> _Problem requirements_
Restate every entry word for word.

> _Data for this exercise_

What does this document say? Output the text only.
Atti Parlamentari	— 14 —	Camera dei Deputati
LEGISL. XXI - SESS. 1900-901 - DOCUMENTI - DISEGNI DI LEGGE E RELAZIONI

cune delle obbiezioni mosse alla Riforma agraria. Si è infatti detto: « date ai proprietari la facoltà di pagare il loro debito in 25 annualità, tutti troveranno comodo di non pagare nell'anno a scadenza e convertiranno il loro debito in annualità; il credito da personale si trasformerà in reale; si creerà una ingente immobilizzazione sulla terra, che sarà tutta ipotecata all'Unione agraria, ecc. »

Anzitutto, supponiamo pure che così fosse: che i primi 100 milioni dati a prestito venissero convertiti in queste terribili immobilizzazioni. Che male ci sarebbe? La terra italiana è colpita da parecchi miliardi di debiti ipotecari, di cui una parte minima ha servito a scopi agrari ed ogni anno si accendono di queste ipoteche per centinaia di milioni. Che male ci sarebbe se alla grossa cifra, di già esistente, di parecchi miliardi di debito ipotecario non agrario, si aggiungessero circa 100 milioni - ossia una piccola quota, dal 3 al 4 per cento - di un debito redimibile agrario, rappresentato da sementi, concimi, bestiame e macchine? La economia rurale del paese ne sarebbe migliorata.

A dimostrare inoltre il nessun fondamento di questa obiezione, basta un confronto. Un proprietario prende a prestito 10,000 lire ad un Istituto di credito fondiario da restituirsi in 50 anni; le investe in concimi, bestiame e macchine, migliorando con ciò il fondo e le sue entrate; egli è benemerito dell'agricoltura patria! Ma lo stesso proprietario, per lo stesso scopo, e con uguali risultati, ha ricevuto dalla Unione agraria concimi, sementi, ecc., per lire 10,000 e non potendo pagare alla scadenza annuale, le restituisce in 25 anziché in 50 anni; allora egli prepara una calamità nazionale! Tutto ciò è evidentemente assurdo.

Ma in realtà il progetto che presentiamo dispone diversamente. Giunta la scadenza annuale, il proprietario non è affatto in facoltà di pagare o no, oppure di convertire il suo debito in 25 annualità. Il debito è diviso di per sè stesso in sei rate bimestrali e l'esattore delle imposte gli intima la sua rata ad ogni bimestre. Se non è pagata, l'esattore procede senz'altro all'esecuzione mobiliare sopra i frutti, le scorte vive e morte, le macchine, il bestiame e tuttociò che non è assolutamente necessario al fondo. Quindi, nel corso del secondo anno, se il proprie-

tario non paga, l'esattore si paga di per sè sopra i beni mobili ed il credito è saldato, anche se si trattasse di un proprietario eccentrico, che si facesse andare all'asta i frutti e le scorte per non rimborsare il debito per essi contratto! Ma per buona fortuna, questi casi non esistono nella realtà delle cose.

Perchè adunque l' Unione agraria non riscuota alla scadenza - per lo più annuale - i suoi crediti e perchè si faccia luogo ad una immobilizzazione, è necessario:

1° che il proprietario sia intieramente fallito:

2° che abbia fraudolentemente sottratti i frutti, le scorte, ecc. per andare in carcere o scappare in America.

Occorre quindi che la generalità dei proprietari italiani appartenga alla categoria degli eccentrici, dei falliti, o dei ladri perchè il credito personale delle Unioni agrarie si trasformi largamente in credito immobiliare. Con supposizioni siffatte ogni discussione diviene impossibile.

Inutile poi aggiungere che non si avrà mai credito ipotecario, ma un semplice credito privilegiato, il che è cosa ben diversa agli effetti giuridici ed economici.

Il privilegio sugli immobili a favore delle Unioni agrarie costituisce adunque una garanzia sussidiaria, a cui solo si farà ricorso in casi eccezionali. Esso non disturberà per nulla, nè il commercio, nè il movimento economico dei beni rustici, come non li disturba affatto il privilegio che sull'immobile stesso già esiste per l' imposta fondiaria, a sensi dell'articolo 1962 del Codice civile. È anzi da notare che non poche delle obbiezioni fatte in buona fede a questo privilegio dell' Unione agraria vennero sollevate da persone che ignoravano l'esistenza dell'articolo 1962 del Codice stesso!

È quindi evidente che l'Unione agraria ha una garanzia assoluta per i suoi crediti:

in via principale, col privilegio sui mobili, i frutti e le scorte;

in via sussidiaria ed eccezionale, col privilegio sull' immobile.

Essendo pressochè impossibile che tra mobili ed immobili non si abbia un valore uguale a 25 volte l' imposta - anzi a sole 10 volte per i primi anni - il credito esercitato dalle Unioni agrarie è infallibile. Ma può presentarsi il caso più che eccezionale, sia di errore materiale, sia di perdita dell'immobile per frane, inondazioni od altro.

> _Task solution_
What does this document say? Output the text only.
Atti Parlamentari	— 14 —	Camera dei Deputati
LEGISL. XXI - SESS. 1900-901 - DOCUMENTI - DISEGNI DI LEGGE E RELAZIONI

cune delle obbiezioni mosse alla Riforma agraria. Si è infatti detto: « date ai proprietari la facoltà di pagare il loro debito in 25 annualità, tutti troveranno comodo di non pagare nell'anno a scadenza e convertiranno il loro debito in annualità; il credito da personale si trasformerà in reale; si creerà una ingente immobilizzazione sulla terra, che sarà tutta ipotecata all'Unione agraria, ecc. »

Anzitutto, supponiamo pure che così fosse: che i primi 100 milioni dati a prestito venissero convertiti in queste terribili immobilizzazioni. Che male ci sarebbe? La terra italiana è colpita da parecchi miliardi di debiti ipotecari, di cui una parte minima ha servito a scopi agrari ed ogni anno si accendono di queste ipoteche per centinaia di milioni. Che male ci sarebbe se alla grossa cifra, di già esistente, di parecchi miliardi di debito ipotecario non agrario, si aggiungessero circa 100 milioni - ossia una piccola quota, dal 3 al 4 per cento - di un debito redimibile agrario, rappresentato da sementi, concimi, bestiame e macchine? La economia rurale del paese ne sarebbe migliorata.

A dimostrare inoltre il nessun fondamento di questa obiezione, basta un confronto. Un proprietario prende a prestito 10,000 lire ad un Istituto di credito fondiario da restituirsi in 50 anni; le investe in concimi, bestiame e macchine, migliorando con ciò il fondo e le sue entrate; egli è benemerito dell'agricoltura patria! Ma lo stesso proprietario, per lo stesso scopo, e con uguali risultati, ha ricevuto dalla Unione agraria concimi, sementi, ecc., per lire 10,000 e non potendo pagare alla scadenza annuale, le restituisce in 25 anziché in 50 anni; allora egli prepara una calamità nazionale! Tutto ciò è evidentemente assurdo.

Ma in realtà il progetto che presentiamo dispone diversamente. Giunta la scadenza annuale, il proprietario non è affatto in facoltà di pagare o no, oppure di convertire il suo debito in 25 annualità. Il debito è diviso di per sè stesso in sei rate bimestrali e l'esattore delle imposte gli intima la sua rata ad ogni bimestre. Se non è pagata, l'esattore procede senz'altro all'esecuzione mobiliare sopra i frutti, le scorte vive e morte, le macchine, il bestiame e tuttociò che non è assolutamente necessario al fondo. Quindi, nel corso del secondo anno, se il proprie-

tario non paga, l'esattore si paga di per sè sopra i beni mobili ed il credito è saldato, anche se si trattasse di un proprietario eccentrico, che si facesse andare all'asta i frutti e le scorte per non rimborsare il debito per essi contratto! Ma per buona fortuna, questi casi non esistono nella realtà delle cose.

Perchè adunque l' Unione agraria non riscuota alla scadenza - per lo più annuale - i suoi crediti e perchè si faccia luogo ad una immobilizzazione, è necessario:

1° che il proprietario sia intieramente fallito:

2° che abbia fraudolentemente sottratti i frutti, le scorte, ecc. per andare in carcere o scappare in America.

Occorre quindi che la generalità dei proprietari italiani appartenga alla categoria degli eccentrici, dei falliti, o dei ladri perchè il credito personale delle Unioni agrarie si trasformi largamente in credito immobiliare. Con supposizioni siffatte ogni discussione diviene impossibile.

Inutile poi aggiungere che non si avrà mai credito ipotecario, ma un semplice credito privilegiato, il che è cosa ben diversa agli effetti giuridici ed economici.

Il privilegio sugli immobili a favore delle Unioni agrarie costituisce adunque una garanzia sussidiaria, a cui solo si farà ricorso in casi eccezionali. Esso non disturberà per nulla, nè il commercio, nè il movimento economico dei beni rustici, come non li disturba affatto il privilegio che sull'immobile stesso già esiste per l' imposta fondiaria, a sensi dell'articolo 1962 del Codice civile. È anzi da notare che non poche delle obbiezioni fatte in buona fede a questo privilegio dell' Unione agraria vennero sollevate da persone che ignoravano l'esistenza dell'articolo 1962 del Codice stesso!

È quindi evidente che l'Unione agraria ha una garanzia assoluta per i suoi crediti:

in via principale, col privilegio sui mobili, i frutti e le scorte;

in via sussidiaria ed eccezionale, col privilegio sull' immobile.

Essendo pressochè impossibile che tra mobili ed immobili non si abbia un valore uguale a 25 volte l' imposta - anzi a sole 10 volte per i primi anni - il credito esercitato dalle Unioni agrarie è infallibile. Ma può presentarsi il caso più che eccezionale, sia di errore materiale, sia di perdita dell'immobile per frane, inondazioni od altro.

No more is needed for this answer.